• **Problem to work on**: Write out the entries below once more, exactly, with the pictures left out.

[Stored data entries]
───

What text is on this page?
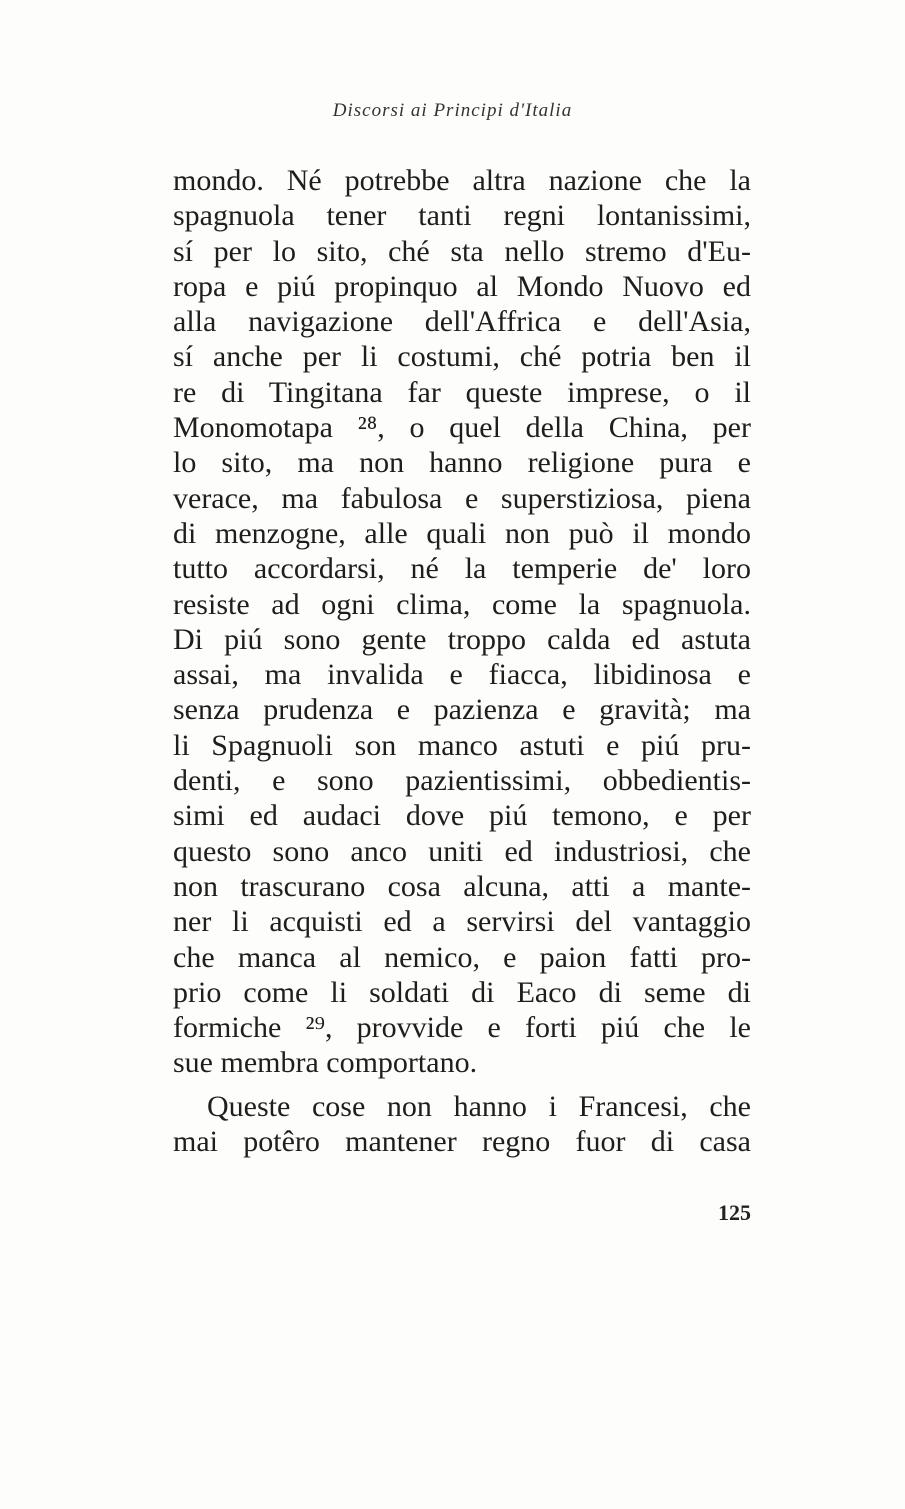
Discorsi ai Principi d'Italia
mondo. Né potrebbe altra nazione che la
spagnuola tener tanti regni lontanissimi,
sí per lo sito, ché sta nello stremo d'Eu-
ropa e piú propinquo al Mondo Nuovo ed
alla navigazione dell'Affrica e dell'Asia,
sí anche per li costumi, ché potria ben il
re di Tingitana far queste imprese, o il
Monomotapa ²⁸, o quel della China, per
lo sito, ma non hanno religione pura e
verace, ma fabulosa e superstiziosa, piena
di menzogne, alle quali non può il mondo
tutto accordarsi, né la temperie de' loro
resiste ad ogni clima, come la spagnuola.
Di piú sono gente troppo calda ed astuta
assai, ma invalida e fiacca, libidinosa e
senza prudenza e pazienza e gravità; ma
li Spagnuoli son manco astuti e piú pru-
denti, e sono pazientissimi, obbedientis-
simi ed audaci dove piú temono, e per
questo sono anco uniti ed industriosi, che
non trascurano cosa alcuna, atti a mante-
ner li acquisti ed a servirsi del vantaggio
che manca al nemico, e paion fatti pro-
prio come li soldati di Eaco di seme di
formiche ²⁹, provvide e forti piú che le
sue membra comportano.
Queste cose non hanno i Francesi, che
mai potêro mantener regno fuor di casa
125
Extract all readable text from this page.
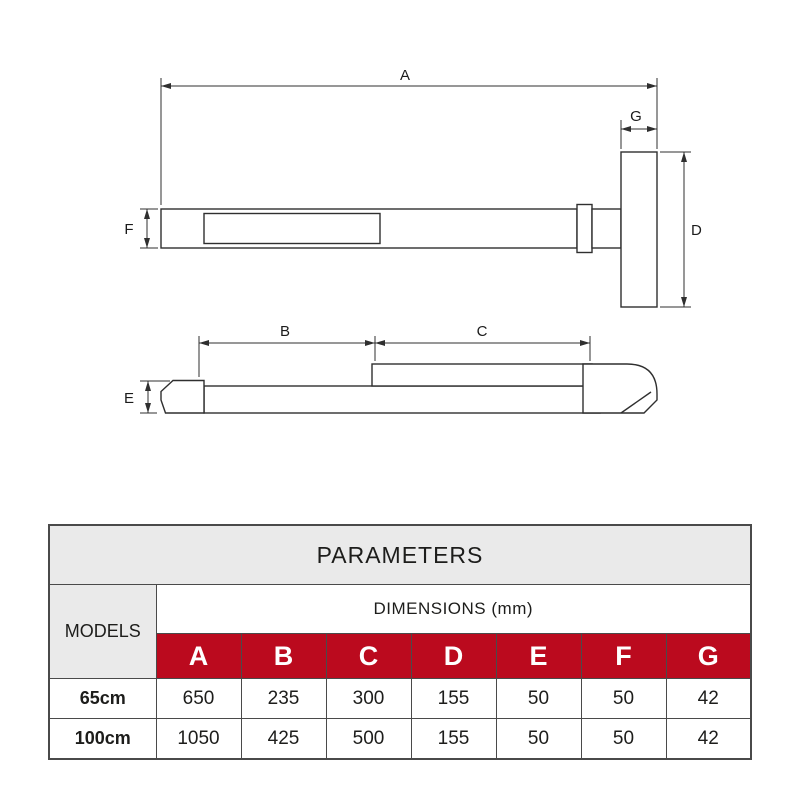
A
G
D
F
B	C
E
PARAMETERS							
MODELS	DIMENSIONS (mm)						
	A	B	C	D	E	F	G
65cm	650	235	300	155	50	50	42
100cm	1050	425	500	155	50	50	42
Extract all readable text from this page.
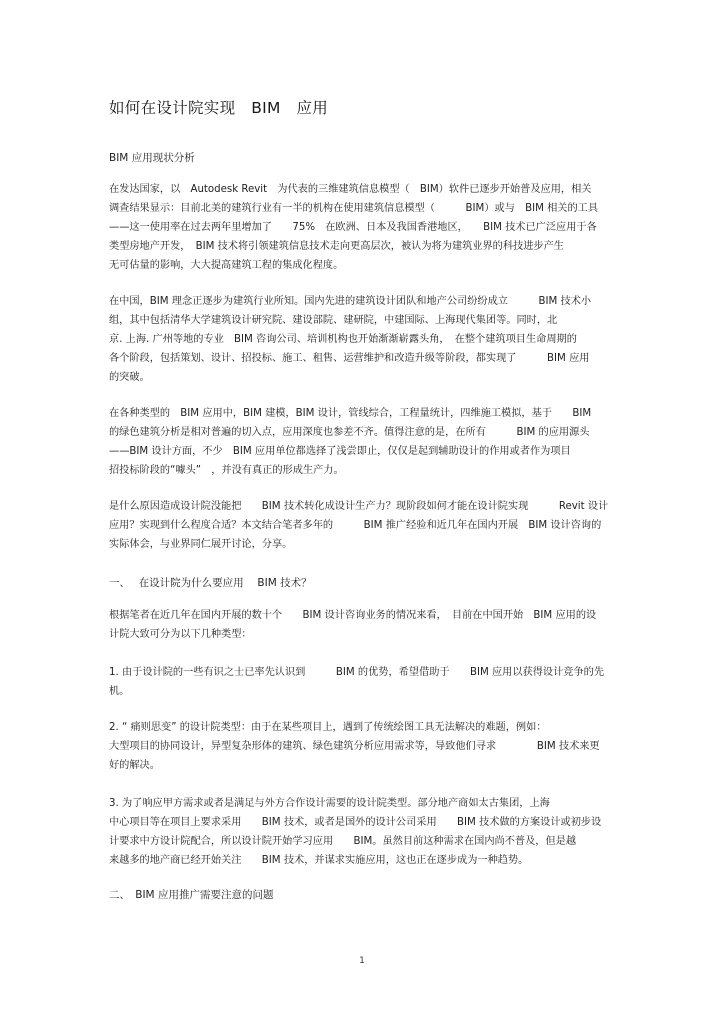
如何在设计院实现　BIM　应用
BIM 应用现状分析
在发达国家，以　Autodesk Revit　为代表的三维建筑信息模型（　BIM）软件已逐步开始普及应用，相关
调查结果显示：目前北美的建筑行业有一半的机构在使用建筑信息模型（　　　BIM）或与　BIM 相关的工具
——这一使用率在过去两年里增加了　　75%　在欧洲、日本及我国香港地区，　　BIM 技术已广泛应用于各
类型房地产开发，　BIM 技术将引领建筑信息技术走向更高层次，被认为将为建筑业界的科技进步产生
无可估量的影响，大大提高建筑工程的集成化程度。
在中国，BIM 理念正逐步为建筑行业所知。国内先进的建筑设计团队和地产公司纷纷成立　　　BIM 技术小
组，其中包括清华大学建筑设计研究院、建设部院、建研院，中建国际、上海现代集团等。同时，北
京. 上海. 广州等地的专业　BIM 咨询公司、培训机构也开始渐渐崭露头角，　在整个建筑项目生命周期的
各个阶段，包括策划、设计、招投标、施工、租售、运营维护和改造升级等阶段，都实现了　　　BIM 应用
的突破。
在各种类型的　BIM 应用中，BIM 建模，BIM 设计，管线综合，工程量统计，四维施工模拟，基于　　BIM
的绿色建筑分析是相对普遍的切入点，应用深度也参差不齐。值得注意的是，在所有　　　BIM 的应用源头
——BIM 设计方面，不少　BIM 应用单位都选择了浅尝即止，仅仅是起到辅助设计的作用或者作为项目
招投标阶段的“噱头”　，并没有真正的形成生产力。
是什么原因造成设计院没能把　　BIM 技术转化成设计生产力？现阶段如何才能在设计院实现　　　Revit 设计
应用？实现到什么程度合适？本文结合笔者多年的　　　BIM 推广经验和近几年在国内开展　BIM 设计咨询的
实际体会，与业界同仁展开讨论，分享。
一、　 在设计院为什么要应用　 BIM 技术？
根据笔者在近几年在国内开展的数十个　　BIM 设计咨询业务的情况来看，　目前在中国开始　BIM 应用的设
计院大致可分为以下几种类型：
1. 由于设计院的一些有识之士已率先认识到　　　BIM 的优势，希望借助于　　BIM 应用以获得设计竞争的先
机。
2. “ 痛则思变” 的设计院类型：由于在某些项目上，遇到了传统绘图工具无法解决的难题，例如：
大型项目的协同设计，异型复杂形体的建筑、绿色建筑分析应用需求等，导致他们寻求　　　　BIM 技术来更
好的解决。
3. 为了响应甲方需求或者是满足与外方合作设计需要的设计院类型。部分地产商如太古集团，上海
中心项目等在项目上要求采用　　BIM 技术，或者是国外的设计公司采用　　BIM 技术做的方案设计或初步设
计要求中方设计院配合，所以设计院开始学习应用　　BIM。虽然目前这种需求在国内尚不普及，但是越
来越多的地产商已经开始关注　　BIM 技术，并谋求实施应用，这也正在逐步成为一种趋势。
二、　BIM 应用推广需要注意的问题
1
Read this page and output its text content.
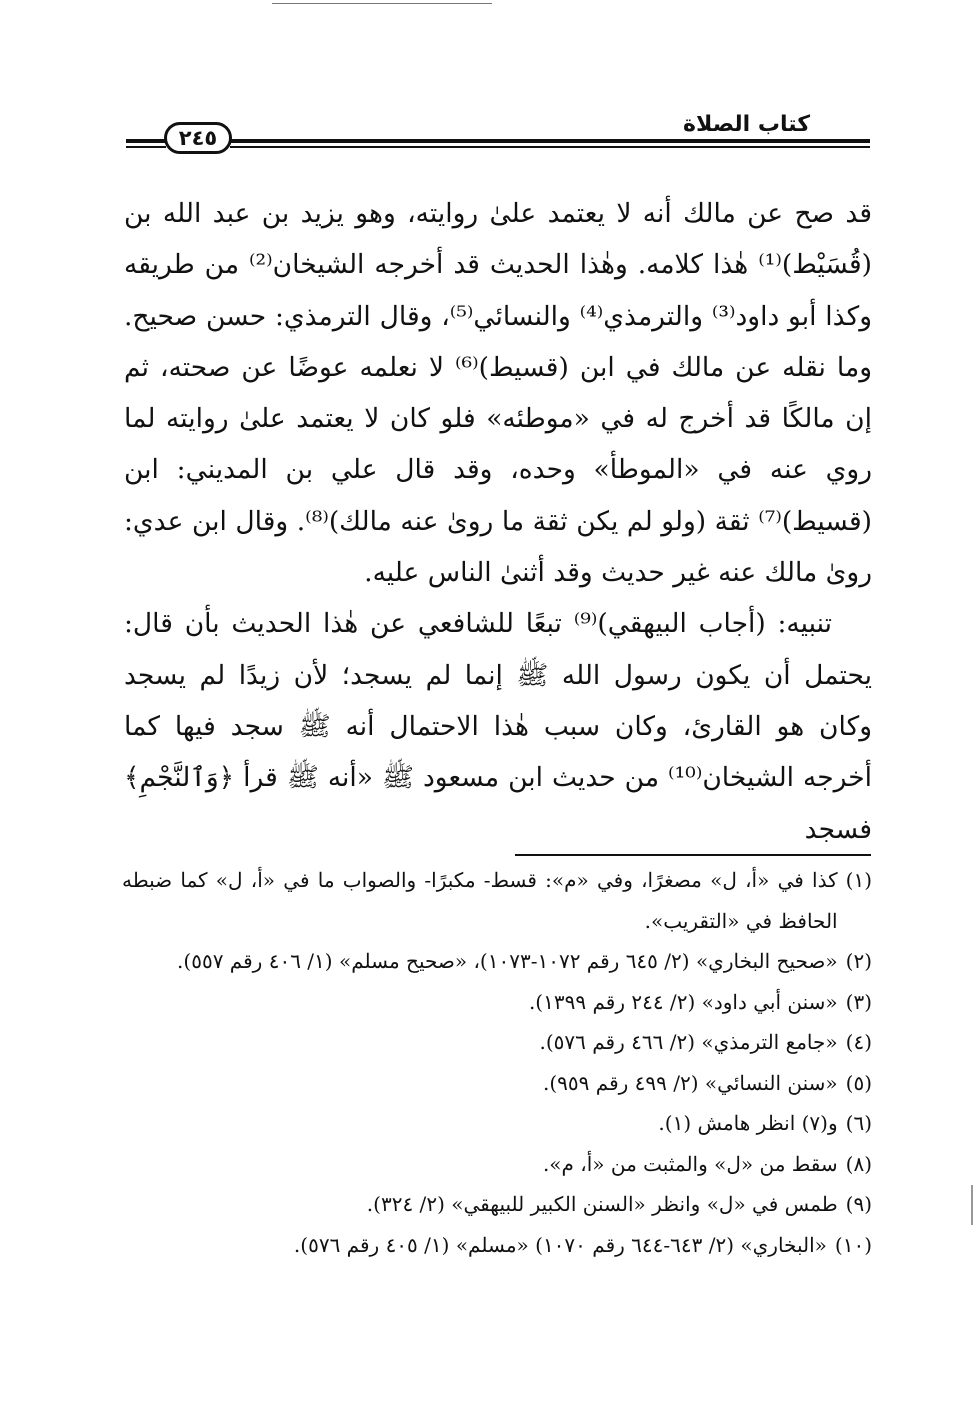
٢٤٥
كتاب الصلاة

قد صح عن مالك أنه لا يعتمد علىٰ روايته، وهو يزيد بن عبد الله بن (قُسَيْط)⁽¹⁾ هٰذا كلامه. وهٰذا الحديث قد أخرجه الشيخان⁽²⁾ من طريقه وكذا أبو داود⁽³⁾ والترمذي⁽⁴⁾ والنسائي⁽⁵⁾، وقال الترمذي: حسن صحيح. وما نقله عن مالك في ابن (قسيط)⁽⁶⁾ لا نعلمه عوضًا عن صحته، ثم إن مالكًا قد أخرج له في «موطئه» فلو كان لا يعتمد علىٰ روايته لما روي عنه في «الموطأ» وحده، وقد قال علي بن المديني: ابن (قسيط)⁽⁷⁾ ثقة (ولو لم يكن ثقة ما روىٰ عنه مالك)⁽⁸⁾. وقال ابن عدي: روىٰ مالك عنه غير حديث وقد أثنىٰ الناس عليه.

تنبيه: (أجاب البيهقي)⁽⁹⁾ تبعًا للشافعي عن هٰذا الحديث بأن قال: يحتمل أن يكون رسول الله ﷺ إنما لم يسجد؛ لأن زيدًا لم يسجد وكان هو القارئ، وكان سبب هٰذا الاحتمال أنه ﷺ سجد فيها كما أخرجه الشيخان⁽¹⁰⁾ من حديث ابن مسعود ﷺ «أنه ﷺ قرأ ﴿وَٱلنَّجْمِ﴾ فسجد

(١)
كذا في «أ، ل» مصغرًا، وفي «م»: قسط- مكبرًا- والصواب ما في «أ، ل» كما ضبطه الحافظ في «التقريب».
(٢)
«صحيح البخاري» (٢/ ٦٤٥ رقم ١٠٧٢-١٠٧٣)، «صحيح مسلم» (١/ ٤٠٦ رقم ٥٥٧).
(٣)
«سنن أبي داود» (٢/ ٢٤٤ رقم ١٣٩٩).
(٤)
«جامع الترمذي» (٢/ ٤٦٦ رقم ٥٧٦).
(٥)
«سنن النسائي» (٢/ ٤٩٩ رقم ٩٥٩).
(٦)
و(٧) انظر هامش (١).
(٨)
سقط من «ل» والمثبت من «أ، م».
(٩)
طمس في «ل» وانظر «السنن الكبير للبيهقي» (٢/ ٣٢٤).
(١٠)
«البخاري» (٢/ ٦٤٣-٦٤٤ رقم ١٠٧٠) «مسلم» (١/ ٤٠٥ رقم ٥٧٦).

───

• **Reply to the exercise**:
What text is on this page?
Discorsi ai Principi d'Italia
mondo. Né potrebbe altra nazione che la
spagnuola tener tanti regni lontanissimi,
sí per lo sito, ché sta nello stremo d'Eu-
ropa e piú propinquo al Mondo Nuovo ed
alla navigazione dell'Affrica e dell'Asia,
sí anche per li costumi, ché potria ben il
re di Tingitana far queste imprese, o il
Monomotapa ²⁸, o quel della China, per
lo sito, ma non hanno religione pura e
verace, ma fabulosa e superstiziosa, piena
di menzogne, alle quali non può il mondo
tutto accordarsi, né la temperie de' loro
resiste ad ogni clima, come la spagnuola.
Di piú sono gente troppo calda ed astuta
assai, ma invalida e fiacca, libidinosa e
senza prudenza e pazienza e gravità; ma
li Spagnuoli son manco astuti e piú pru-
denti, e sono pazientissimi, obbedientis-
simi ed audaci dove piú temono, e per
questo sono anco uniti ed industriosi, che
non trascurano cosa alcuna, atti a mante-
ner li acquisti ed a servirsi del vantaggio
che manca al nemico, e paion fatti pro-
prio come li soldati di Eaco di seme di
formiche ²⁹, provvide e forti piú che le
sue membra comportano.
Queste cose non hanno i Francesi, che
mai potêro mantener regno fuor di casa
125
Extract all readable text from this page.
A
G
D
F
B	C
E
PARAMETERS							
MODELS	DIMENSIONS (mm)						
	A	B	C	D	E	F	G
65cm	650	235	300	155	50	50	42
100cm	1050	425	500	155	50	50	42
Extract all readable text from this page.
如何在设计院实现　BIM　应用
BIM 应用现状分析
在发达国家，以　Autodesk Revit　为代表的三维建筑信息模型（　BIM）软件已逐步开始普及应用，相关
调查结果显示：目前北美的建筑行业有一半的机构在使用建筑信息模型（　　　BIM）或与　BIM 相关的工具
——这一使用率在过去两年里增加了　　75%　在欧洲、日本及我国香港地区，　　BIM 技术已广泛应用于各
类型房地产开发，　BIM 技术将引领建筑信息技术走向更高层次，被认为将为建筑业界的科技进步产生
无可估量的影响，大大提高建筑工程的集成化程度。
在中国，BIM 理念正逐步为建筑行业所知。国内先进的建筑设计团队和地产公司纷纷成立　　　BIM 技术小
组，其中包括清华大学建筑设计研究院、建设部院、建研院，中建国际、上海现代集团等。同时，北
京. 上海. 广州等地的专业　BIM 咨询公司、培训机构也开始渐渐崭露头角，　在整个建筑项目生命周期的
各个阶段，包括策划、设计、招投标、施工、租售、运营维护和改造升级等阶段，都实现了　　　BIM 应用
的突破。
在各种类型的　BIM 应用中，BIM 建模，BIM 设计，管线综合，工程量统计，四维施工模拟，基于　　BIM
的绿色建筑分析是相对普遍的切入点，应用深度也参差不齐。值得注意的是，在所有　　　BIM 的应用源头
——BIM 设计方面，不少　BIM 应用单位都选择了浅尝即止，仅仅是起到辅助设计的作用或者作为项目
招投标阶段的“噱头”　，并没有真正的形成生产力。
是什么原因造成设计院没能把　　BIM 技术转化成设计生产力？现阶段如何才能在设计院实现　　　Revit 设计
应用？实现到什么程度合适？本文结合笔者多年的　　　BIM 推广经验和近几年在国内开展　BIM 设计咨询的
实际体会，与业界同仁展开讨论，分享。
一、　 在设计院为什么要应用　 BIM 技术？
根据笔者在近几年在国内开展的数十个　　BIM 设计咨询业务的情况来看，　目前在中国开始　BIM 应用的设
计院大致可分为以下几种类型：
1. 由于设计院的一些有识之士已率先认识到　　　BIM 的优势，希望借助于　　BIM 应用以获得设计竞争的先
机。
2. “ 痛则思变” 的设计院类型：由于在某些项目上，遇到了传统绘图工具无法解决的难题，例如：
大型项目的协同设计，异型复杂形体的建筑、绿色建筑分析应用需求等，导致他们寻求　　　　BIM 技术来更
好的解决。
3. 为了响应甲方需求或者是满足与外方合作设计需要的设计院类型。部分地产商如太古集团，上海
中心项目等在项目上要求采用　　BIM 技术，或者是国外的设计公司采用　　BIM 技术做的方案设计或初步设
计要求中方设计院配合，所以设计院开始学习应用　　BIM。虽然目前这种需求在国内尚不普及，但是越
来越多的地产商已经开始关注　　BIM 技术，并谋求实施应用，这也正在逐步成为一种趋势。
二、　BIM 应用推广需要注意的问题
1
Read this page and output its text content.
٢٤٥
كتاب الصلاة

قد صح عن مالك أنه لا يعتمد علىٰ روايته، وهو يزيد بن عبد الله بن (قُسَيْط)⁽¹⁾ هٰذا كلامه. وهٰذا الحديث قد أخرجه الشيخان⁽²⁾ من طريقه وكذا أبو داود⁽³⁾ والترمذي⁽⁴⁾ والنسائي⁽⁵⁾، وقال الترمذي: حسن صحيح. وما نقله عن مالك في ابن (قسيط)⁽⁶⁾ لا نعلمه عوضًا عن صحته، ثم إن مالكًا قد أخرج له في «موطئه» فلو كان لا يعتمد علىٰ روايته لما روي عنه في «الموطأ» وحده، وقد قال علي بن المديني: ابن (قسيط)⁽⁷⁾ ثقة (ولو لم يكن ثقة ما روىٰ عنه مالك)⁽⁸⁾. وقال ابن عدي: روىٰ مالك عنه غير حديث وقد أثنىٰ الناس عليه.

تنبيه: (أجاب البيهقي)⁽⁹⁾ تبعًا للشافعي عن هٰذا الحديث بأن قال: يحتمل أن يكون رسول الله ﷺ إنما لم يسجد؛ لأن زيدًا لم يسجد وكان هو القارئ، وكان سبب هٰذا الاحتمال أنه ﷺ سجد فيها كما أخرجه الشيخان⁽¹⁰⁾ من حديث ابن مسعود ﷺ «أنه ﷺ قرأ ﴿وَٱلنَّجْمِ﴾ فسجد

(١)
كذا في «أ، ل» مصغرًا، وفي «م»: قسط- مكبرًا- والصواب ما في «أ، ل» كما ضبطه الحافظ في «التقريب».
(٢)
«صحيح البخاري» (٢/ ٦٤٥ رقم ١٠٧٢-١٠٧٣)، «صحيح مسلم» (١/ ٤٠٦ رقم ٥٥٧).
(٣)
«سنن أبي داود» (٢/ ٢٤٤ رقم ١٣٩٩).
(٤)
«جامع الترمذي» (٢/ ٤٦٦ رقم ٥٧٦).
(٥)
«سنن النسائي» (٢/ ٤٩٩ رقم ٩٥٩).
(٦)
و(٧) انظر هامش (١).
(٨)
سقط من «ل» والمثبت من «أ، م».
(٩)
طمس في «ل» وانظر «السنن الكبير للبيهقي» (٢/ ٣٢٤).
(١٠)
«البخاري» (٢/ ٦٤٣-٦٤٤ رقم ١٠٧٠) «مسلم» (١/ ٤٠٥ رقم ٥٧٦).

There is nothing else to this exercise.